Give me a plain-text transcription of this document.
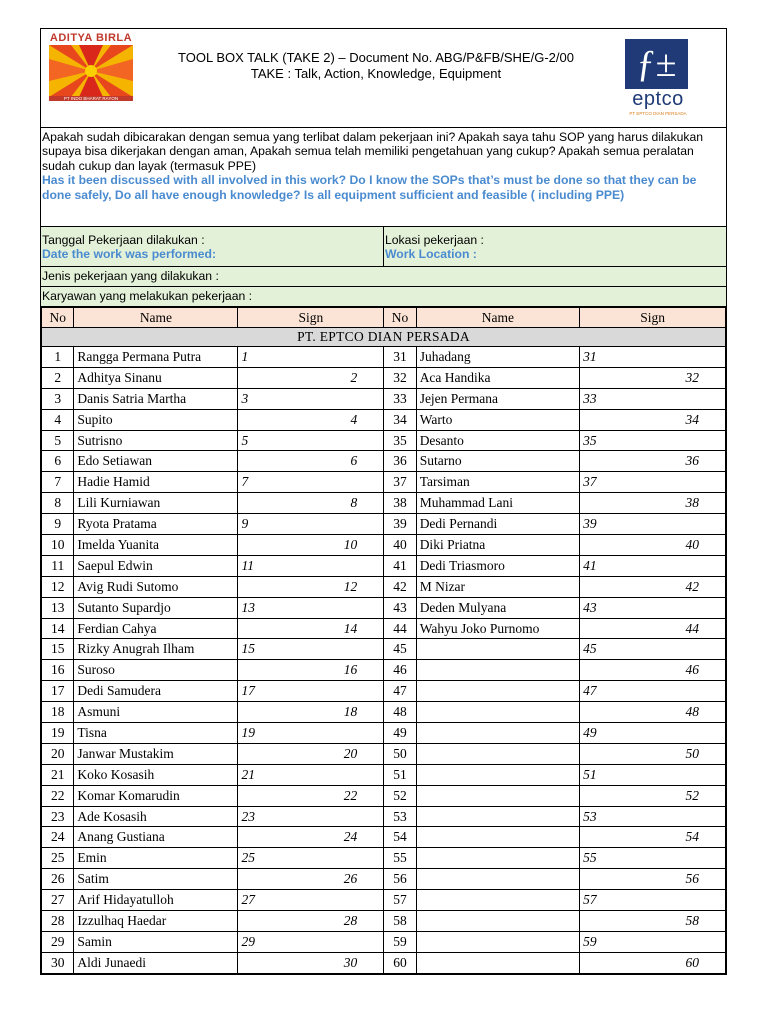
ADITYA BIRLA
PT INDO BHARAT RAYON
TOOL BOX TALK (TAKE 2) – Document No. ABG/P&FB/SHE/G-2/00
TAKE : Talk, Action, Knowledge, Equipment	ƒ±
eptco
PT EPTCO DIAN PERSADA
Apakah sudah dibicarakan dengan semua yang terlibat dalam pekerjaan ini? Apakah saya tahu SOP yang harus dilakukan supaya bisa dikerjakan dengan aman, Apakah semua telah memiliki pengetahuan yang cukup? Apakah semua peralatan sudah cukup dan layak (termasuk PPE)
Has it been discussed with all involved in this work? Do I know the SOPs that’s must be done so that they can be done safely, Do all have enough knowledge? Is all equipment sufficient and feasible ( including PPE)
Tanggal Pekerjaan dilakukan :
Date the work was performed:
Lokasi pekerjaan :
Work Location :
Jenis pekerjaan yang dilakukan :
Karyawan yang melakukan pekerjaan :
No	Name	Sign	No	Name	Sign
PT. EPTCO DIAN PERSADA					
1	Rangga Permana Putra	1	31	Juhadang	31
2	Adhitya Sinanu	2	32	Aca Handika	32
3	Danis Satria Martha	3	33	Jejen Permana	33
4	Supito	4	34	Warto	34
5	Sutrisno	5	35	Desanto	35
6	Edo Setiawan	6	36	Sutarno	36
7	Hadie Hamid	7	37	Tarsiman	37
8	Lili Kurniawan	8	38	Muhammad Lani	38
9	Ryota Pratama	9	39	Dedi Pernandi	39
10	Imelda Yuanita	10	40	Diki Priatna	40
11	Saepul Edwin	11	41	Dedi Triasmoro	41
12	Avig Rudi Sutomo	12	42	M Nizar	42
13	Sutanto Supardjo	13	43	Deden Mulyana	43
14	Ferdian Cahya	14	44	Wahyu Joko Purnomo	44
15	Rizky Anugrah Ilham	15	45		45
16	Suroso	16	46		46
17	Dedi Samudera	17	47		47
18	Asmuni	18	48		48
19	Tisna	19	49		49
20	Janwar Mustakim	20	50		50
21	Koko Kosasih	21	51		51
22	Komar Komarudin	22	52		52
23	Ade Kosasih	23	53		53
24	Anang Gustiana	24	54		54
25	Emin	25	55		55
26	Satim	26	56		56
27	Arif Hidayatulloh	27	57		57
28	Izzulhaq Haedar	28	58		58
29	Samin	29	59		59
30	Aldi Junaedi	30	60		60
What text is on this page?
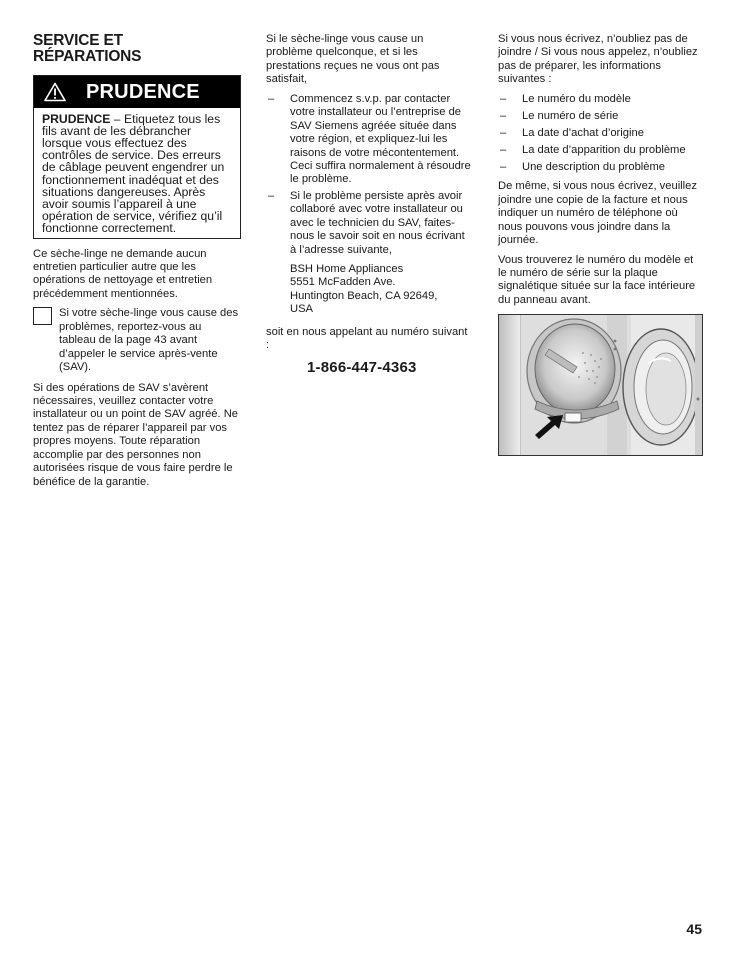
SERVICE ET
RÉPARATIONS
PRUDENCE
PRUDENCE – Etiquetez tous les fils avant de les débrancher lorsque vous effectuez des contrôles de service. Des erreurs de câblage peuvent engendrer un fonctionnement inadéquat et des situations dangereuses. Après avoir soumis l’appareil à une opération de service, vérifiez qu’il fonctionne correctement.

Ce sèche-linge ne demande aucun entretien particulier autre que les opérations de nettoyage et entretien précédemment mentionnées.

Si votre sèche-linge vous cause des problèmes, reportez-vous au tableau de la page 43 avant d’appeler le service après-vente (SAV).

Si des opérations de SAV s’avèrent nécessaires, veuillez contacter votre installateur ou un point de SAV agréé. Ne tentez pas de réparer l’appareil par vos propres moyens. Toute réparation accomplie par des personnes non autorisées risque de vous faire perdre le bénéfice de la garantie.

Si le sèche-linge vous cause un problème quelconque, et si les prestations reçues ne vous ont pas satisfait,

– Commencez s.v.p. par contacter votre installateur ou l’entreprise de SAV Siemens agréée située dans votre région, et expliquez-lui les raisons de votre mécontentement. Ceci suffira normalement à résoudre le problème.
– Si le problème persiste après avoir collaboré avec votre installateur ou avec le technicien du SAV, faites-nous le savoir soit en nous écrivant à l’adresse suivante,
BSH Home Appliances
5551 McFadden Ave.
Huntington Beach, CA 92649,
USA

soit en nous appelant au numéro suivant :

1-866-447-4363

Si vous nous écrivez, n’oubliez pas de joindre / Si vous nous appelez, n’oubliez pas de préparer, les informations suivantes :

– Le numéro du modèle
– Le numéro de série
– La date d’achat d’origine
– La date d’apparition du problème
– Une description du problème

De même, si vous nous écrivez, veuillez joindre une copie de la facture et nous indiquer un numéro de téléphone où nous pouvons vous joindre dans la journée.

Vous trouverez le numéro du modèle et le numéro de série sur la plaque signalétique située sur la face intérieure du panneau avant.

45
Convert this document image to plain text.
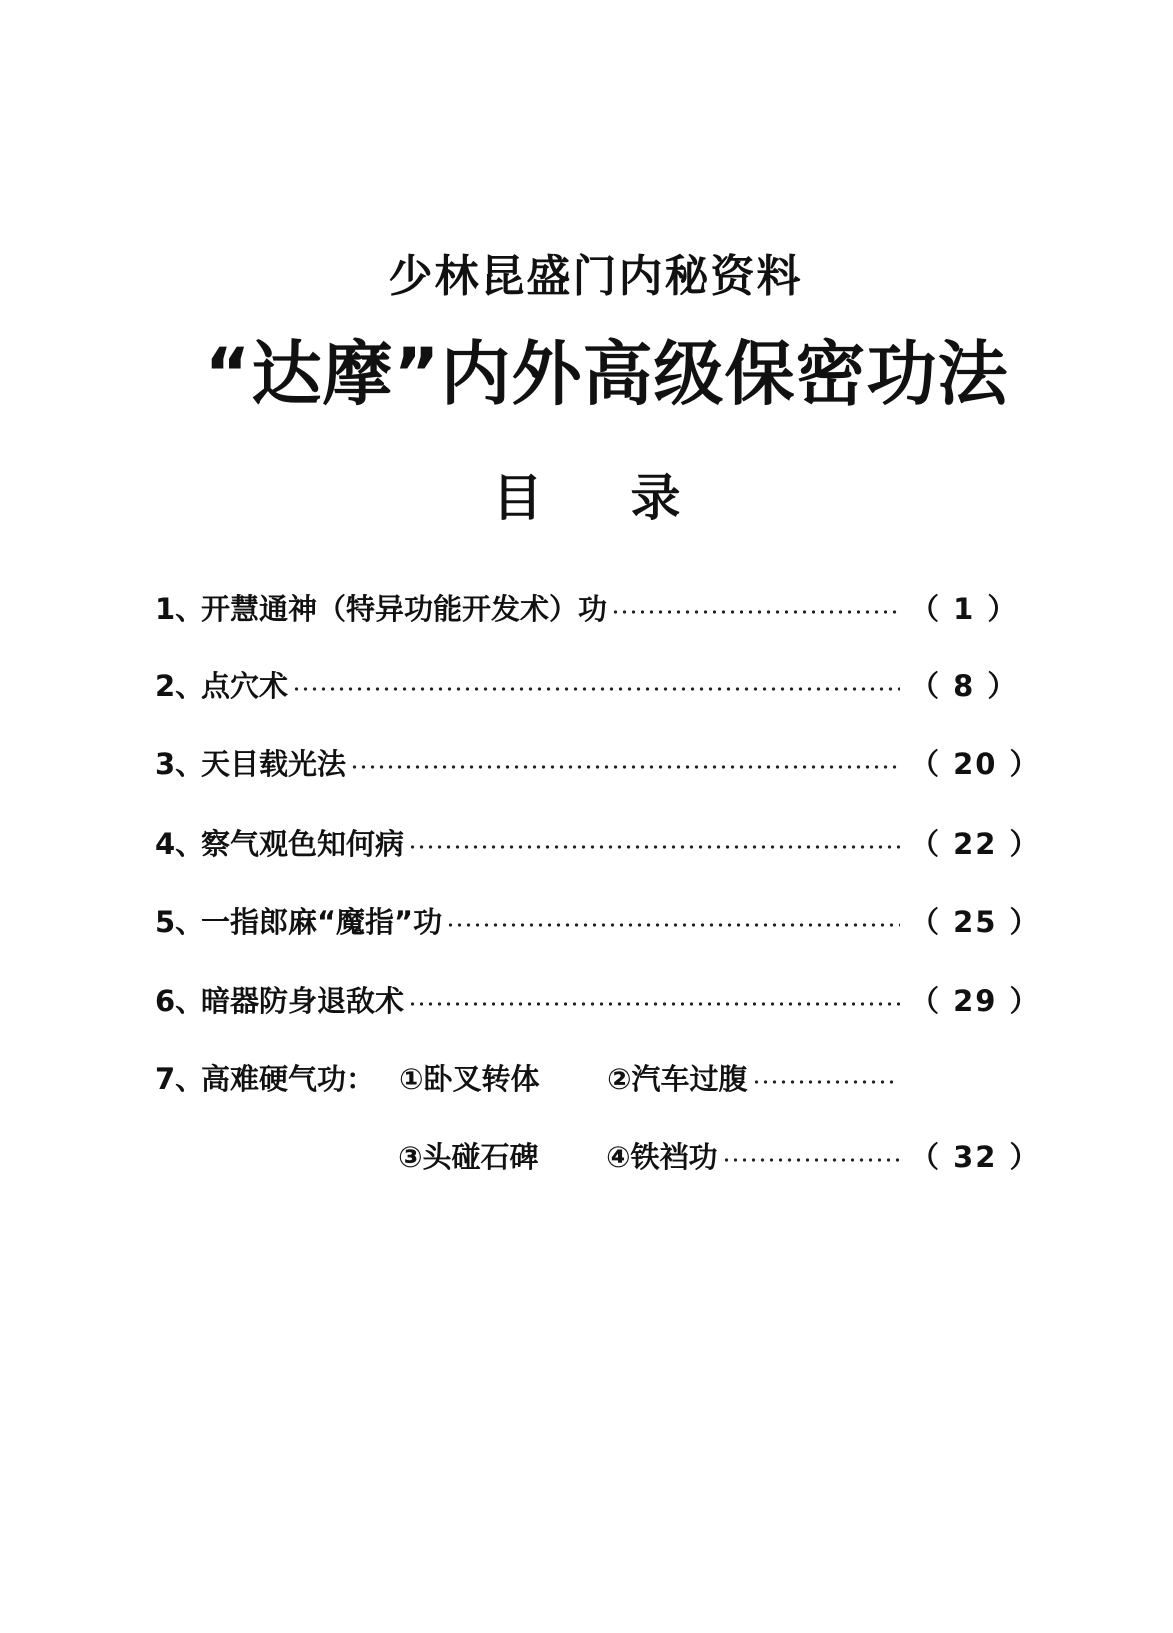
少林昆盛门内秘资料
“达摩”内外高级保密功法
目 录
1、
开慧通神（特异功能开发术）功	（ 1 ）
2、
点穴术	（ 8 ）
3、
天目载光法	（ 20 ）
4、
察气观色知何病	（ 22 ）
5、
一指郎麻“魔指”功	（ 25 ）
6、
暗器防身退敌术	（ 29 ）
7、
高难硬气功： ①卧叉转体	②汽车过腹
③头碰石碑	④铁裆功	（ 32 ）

^^^^^^^^

• Task to carry out
Output the material word for word, omitting its pictures.

• Final result
Give me a plain-text transcription of this document.
ADITYA BIRLA
PT INDO BHARAT RAYON
TOOL BOX TALK (TAKE 2) – Document No. ABG/P&FB/SHE/G-2/00
TAKE : Talk, Action, Knowledge, Equipment	ƒ±
eptco
PT EPTCO DIAN PERSADA
Apakah sudah dibicarakan dengan semua yang terlibat dalam pekerjaan ini? Apakah saya tahu SOP yang harus dilakukan supaya bisa dikerjakan dengan aman, Apakah semua telah memiliki pengetahuan yang cukup? Apakah semua peralatan sudah cukup dan layak (termasuk PPE)
Has it been discussed with all involved in this work? Do I know the SOPs that’s must be done so that they can be done safely, Do all have enough knowledge? Is all equipment sufficient and feasible ( including PPE)
Tanggal Pekerjaan dilakukan :
Date the work was performed:
Lokasi pekerjaan :
Work Location :
Jenis pekerjaan yang dilakukan :
Karyawan yang melakukan pekerjaan :
No	Name	Sign	No	Name	Sign
PT. EPTCO DIAN PERSADA					
1	Rangga Permana Putra	1	31	Juhadang	31
2	Adhitya Sinanu	2	32	Aca Handika	32
3	Danis Satria Martha	3	33	Jejen Permana	33
4	Supito	4	34	Warto	34
5	Sutrisno	5	35	Desanto	35
6	Edo Setiawan	6	36	Sutarno	36
7	Hadie Hamid	7	37	Tarsiman	37
8	Lili Kurniawan	8	38	Muhammad Lani	38
9	Ryota Pratama	9	39	Dedi Pernandi	39
10	Imelda Yuanita	10	40	Diki Priatna	40
11	Saepul Edwin	11	41	Dedi Triasmoro	41
12	Avig Rudi Sutomo	12	42	M Nizar	42
13	Sutanto Supardjo	13	43	Deden Mulyana	43
14	Ferdian Cahya	14	44	Wahyu Joko Purnomo	44
15	Rizky Anugrah Ilham	15	45		45
16	Suroso	16	46		46
17	Dedi Samudera	17	47		47
18	Asmuni	18	48		48
19	Tisna	19	49		49
20	Janwar Mustakim	20	50		50
21	Koko Kosasih	21	51		51
22	Komar Komarudin	22	52		52
23	Ade Kosasih	23	53		53
24	Anang Gustiana	24	54		54
25	Emin	25	55		55
26	Satim	26	56		56
27	Arif Hidayatulloh	27	57		57
28	Izzulhaq Haedar	28	58		58
29	Samin	29	59		59
30	Aldi Junaedi	30	60		60
What text is on this page?
SERVICE ET
RÉPARATIONS
PRUDENCE
PRUDENCE – Etiquetez tous les fils avant de les débrancher lorsque vous effectuez des contrôles de service. Des erreurs de câblage peuvent engendrer un fonctionnement inadéquat et des situations dangereuses. Après avoir soumis l’appareil à une opération de service, vérifiez qu’il fonctionne correctement.

Ce sèche-linge ne demande aucun entretien particulier autre que les opérations de nettoyage et entretien précédemment mentionnées.

Si votre sèche-linge vous cause des problèmes, reportez-vous au tableau de la page 43 avant d’appeler le service après-vente (SAV).

Si des opérations de SAV s’avèrent nécessaires, veuillez contacter votre installateur ou un point de SAV agréé. Ne tentez pas de réparer l’appareil par vos propres moyens. Toute réparation accomplie par des personnes non autorisées risque de vous faire perdre le bénéfice de la garantie.

Si le sèche-linge vous cause un problème quelconque, et si les prestations reçues ne vous ont pas satisfait,

– Commencez s.v.p. par contacter votre installateur ou l’entreprise de SAV Siemens agréée située dans votre région, et expliquez-lui les raisons de votre mécontentement. Ceci suffira normalement à résoudre le problème.
– Si le problème persiste après avoir collaboré avec votre installateur ou avec le technicien du SAV, faites-nous le savoir soit en nous écrivant à l’adresse suivante,
BSH Home Appliances
5551 McFadden Ave.
Huntington Beach, CA 92649,
USA

soit en nous appelant au numéro suivant :

1-866-447-4363

Si vous nous écrivez, n’oubliez pas de joindre / Si vous nous appelez, n’oubliez pas de préparer, les informations suivantes :

– Le numéro du modèle
– Le numéro de série
– La date d’achat d’origine
– La date d’apparition du problème
– Une description du problème

De même, si vous nous écrivez, veuillez joindre une copie de la facture et nous indiquer un numéro de téléphone où nous pouvons vous joindre dans la journée.

Vous trouverez le numéro du modèle et le numéro de série sur la plaque signalétique située sur la face intérieure du panneau avant.

45
Convert this document image to plain text.
少林昆盛门内秘资料
“达摩”内外高级保密功法
目 录
1、
开慧通神（特异功能开发术）功	（ 1 ）
2、
点穴术	（ 8 ）
3、
天目载光法	（ 20 ）
4、
察气观色知何病	（ 22 ）
5、
一指郎麻“魔指”功	（ 25 ）
6、
暗器防身退敌术	（ 29 ）
7、
高难硬气功： ①卧叉转体	②汽车过腹
③头碰石碑	④铁裆功	（ 32 ）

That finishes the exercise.